Sunday, June 17, 2012

Puerto Pollenca June 17, 2012

We sailed the 50 miles to Pollenca, stopping at Cala Agulla, a nice bay that’s sheltered from the blustery SE wind for an overnight stay. Overnight the wind reversed directions and started to blow right into the bay. The calm, sheltered anchorage quickly became extremely rolly, so we took off early next morning and sailed, closed-hauled, the rest of the way into Pollenca Bay. We rarely use the engine these days; by taking the time and waiting for favorable weather window, and with anchorages that are all within half-day’s sail, we always sail. It feels great!

Plenty of boats anchored in the Bay of Pollenca 

Polenca is a large, sheltered bay, and some cruisers stay here the entire summer. This will be our last stop before we depart Mallorca and go to Menorca, the eastern Balearic Island. We have been here for a week, just relaxing and visiting surrounding areas. The town at the bay is a large resort town with plenty of restaurants and shops. The old town of Pollenca is actually about 10 km inland, located to provide some safety from attacks by pirates. We took a long walk to the old town on a lovely Thursday morning. It’s a picturesque small town, with a beautiful town square, tidy ochre-coloured stone houses, winding lanes, and of course fine churches, including the 18th-century Parroquia de Nostra Senyora dels Angels and the Convent de Santo Domingo, where it holds Pollenca’s Classical Music Festival in July and August. The musical activities take place in the Cloisters and the grand piano is already there. We also walked 365 steps up a steep hill to visit the chapel El Calvari. It’s a small chapel with a Gothic Christ on the altar carved in wood.  After a lunch rest at Manzana y Peras at Placa Major, we continued for an hour-long hike up a hill to visit the monastery Puig de Maria. The monastery has a commending view over the Bay of Pollenca to the north and the Bay of Alacudia to the south.

-- SUPPLIED MATERIAL --
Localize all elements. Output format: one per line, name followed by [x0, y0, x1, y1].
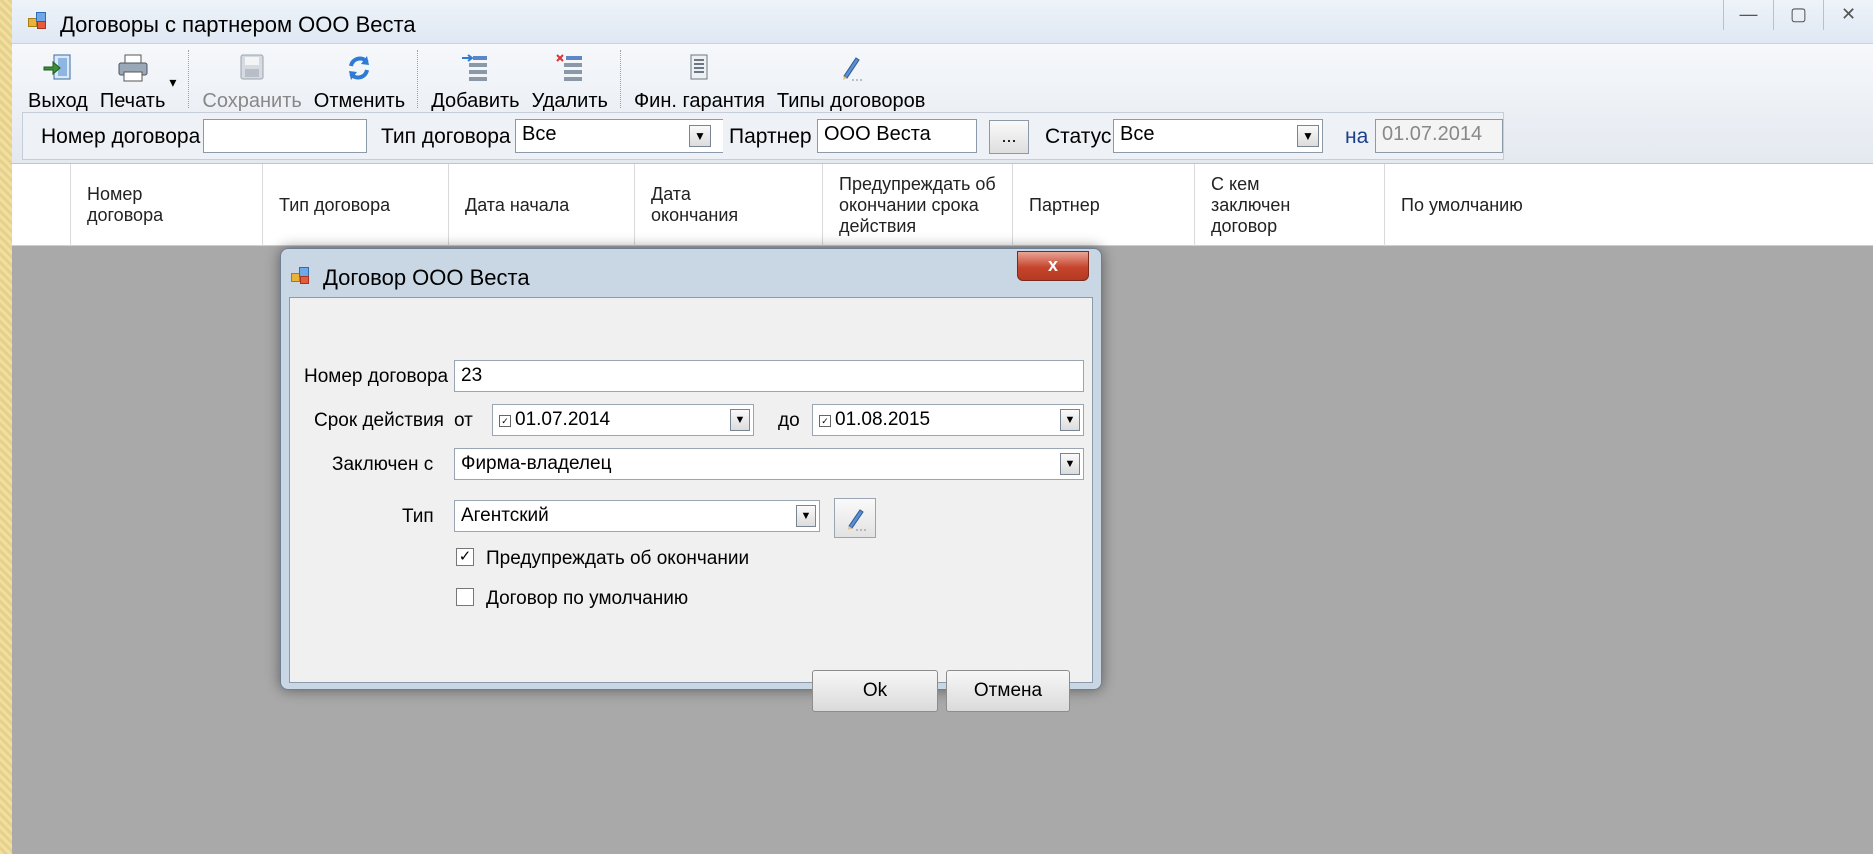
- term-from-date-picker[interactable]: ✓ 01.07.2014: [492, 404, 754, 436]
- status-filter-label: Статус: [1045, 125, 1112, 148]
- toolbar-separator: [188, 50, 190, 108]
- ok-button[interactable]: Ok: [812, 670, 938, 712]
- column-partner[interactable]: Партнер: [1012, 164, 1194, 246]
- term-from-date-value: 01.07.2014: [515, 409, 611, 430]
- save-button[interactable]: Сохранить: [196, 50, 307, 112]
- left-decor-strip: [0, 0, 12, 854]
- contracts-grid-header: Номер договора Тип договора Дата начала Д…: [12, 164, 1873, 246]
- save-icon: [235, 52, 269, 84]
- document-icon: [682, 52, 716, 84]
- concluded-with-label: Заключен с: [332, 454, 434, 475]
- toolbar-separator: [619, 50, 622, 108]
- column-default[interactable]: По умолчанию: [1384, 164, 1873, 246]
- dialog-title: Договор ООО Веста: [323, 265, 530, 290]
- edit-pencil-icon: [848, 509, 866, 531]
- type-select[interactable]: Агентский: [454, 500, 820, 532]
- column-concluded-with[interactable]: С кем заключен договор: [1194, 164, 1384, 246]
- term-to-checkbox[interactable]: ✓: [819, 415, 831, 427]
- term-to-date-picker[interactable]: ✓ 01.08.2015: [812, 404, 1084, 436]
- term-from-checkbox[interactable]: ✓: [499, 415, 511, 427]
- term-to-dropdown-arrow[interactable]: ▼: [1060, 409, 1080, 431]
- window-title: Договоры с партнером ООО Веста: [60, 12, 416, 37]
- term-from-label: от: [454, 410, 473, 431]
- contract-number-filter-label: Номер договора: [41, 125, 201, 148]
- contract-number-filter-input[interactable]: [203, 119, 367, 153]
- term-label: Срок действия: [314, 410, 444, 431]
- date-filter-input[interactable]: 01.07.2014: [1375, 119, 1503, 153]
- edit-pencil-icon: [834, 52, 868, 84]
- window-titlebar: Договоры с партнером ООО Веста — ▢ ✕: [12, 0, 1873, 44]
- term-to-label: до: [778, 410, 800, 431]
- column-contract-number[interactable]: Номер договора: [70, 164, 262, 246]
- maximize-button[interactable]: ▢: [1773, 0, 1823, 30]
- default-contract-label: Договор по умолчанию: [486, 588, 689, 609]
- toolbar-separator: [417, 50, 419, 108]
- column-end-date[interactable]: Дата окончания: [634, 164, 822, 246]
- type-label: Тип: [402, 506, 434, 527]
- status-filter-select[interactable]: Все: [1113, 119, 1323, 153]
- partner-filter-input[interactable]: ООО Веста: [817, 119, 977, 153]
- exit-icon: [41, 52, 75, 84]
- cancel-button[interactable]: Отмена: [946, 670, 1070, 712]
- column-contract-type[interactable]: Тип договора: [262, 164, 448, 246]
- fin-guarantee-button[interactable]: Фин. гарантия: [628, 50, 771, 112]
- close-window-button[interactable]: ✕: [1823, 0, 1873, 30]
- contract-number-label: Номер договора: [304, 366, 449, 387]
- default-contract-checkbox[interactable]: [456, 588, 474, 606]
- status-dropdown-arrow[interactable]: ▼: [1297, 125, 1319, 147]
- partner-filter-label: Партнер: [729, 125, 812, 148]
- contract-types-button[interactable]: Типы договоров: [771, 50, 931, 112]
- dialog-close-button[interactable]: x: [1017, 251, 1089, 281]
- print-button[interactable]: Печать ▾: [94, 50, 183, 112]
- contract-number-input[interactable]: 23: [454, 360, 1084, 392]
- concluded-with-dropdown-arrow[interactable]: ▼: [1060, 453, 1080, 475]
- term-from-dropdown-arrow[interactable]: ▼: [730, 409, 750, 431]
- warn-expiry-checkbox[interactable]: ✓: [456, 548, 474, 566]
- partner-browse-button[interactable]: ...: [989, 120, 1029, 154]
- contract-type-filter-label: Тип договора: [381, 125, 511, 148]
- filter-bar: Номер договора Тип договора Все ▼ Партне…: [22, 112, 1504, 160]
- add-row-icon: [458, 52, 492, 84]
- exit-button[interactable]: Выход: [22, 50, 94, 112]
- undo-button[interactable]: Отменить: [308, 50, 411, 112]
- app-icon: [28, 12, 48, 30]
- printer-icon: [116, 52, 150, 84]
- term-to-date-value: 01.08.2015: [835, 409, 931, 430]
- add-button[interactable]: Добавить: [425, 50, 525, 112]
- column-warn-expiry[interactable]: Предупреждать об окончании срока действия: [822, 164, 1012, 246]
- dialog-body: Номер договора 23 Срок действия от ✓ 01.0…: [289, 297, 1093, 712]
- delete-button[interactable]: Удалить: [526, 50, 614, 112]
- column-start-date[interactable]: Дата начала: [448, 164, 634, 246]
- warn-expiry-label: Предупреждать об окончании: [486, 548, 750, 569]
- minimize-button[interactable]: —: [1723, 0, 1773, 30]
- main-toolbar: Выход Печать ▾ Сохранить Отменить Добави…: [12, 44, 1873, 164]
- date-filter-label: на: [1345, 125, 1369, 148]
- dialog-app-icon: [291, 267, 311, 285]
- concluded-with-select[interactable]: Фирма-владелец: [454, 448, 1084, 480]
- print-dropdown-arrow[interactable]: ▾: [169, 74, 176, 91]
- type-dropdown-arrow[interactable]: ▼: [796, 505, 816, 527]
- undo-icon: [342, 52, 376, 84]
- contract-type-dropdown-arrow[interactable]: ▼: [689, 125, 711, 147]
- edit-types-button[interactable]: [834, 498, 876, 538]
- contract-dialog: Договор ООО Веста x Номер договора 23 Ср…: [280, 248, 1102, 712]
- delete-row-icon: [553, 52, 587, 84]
* * *
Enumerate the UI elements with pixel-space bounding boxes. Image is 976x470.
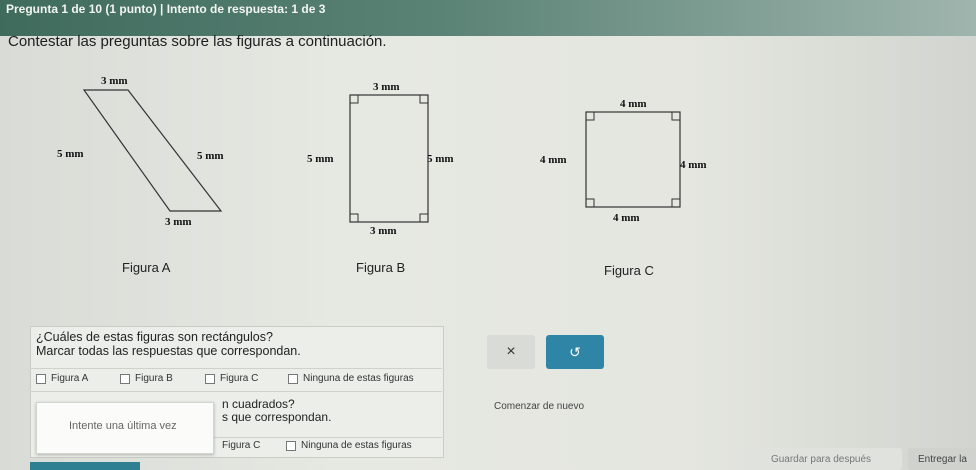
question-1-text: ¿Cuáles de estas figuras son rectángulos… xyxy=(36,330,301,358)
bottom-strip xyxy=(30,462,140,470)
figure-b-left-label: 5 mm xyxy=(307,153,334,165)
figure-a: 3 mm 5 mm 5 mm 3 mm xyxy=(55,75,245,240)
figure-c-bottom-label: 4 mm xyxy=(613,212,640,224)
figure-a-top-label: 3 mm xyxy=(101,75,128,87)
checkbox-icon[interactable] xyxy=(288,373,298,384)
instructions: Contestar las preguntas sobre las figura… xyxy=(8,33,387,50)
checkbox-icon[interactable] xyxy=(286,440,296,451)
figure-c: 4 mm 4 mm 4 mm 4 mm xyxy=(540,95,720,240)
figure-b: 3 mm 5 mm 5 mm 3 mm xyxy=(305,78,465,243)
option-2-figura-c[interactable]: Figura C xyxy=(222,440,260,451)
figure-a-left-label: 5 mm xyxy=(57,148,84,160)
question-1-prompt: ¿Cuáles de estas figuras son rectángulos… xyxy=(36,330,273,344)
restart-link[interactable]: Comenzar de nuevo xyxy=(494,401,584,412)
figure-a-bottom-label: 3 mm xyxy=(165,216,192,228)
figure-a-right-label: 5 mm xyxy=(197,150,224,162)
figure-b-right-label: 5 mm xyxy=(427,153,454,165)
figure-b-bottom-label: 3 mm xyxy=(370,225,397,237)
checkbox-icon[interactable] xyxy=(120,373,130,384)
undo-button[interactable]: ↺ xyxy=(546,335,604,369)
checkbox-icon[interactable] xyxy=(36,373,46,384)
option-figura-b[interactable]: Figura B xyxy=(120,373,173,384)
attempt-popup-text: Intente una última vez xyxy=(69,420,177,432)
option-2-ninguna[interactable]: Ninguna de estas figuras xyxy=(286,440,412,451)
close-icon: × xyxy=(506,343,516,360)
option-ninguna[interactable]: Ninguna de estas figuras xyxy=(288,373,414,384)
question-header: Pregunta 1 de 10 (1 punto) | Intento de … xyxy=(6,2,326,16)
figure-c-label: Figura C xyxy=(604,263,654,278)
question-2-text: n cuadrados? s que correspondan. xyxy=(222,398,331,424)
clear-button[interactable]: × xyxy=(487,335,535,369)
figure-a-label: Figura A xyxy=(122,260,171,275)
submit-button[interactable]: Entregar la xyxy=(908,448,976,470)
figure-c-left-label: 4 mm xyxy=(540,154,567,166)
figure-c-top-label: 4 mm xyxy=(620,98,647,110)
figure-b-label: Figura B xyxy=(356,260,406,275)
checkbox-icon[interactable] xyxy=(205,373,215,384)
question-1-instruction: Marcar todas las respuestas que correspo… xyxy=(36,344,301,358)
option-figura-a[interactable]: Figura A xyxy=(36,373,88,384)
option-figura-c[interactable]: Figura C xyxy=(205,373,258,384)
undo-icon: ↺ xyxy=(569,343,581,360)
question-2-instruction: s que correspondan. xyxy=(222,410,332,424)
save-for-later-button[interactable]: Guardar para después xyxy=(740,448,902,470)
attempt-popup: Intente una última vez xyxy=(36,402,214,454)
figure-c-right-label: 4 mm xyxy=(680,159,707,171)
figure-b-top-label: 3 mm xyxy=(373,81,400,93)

-- TO DO --
Please state how far inland the old town of Pollenca lies, according to the Pollenca travel post.

-- REPLY --
About 10 km inland.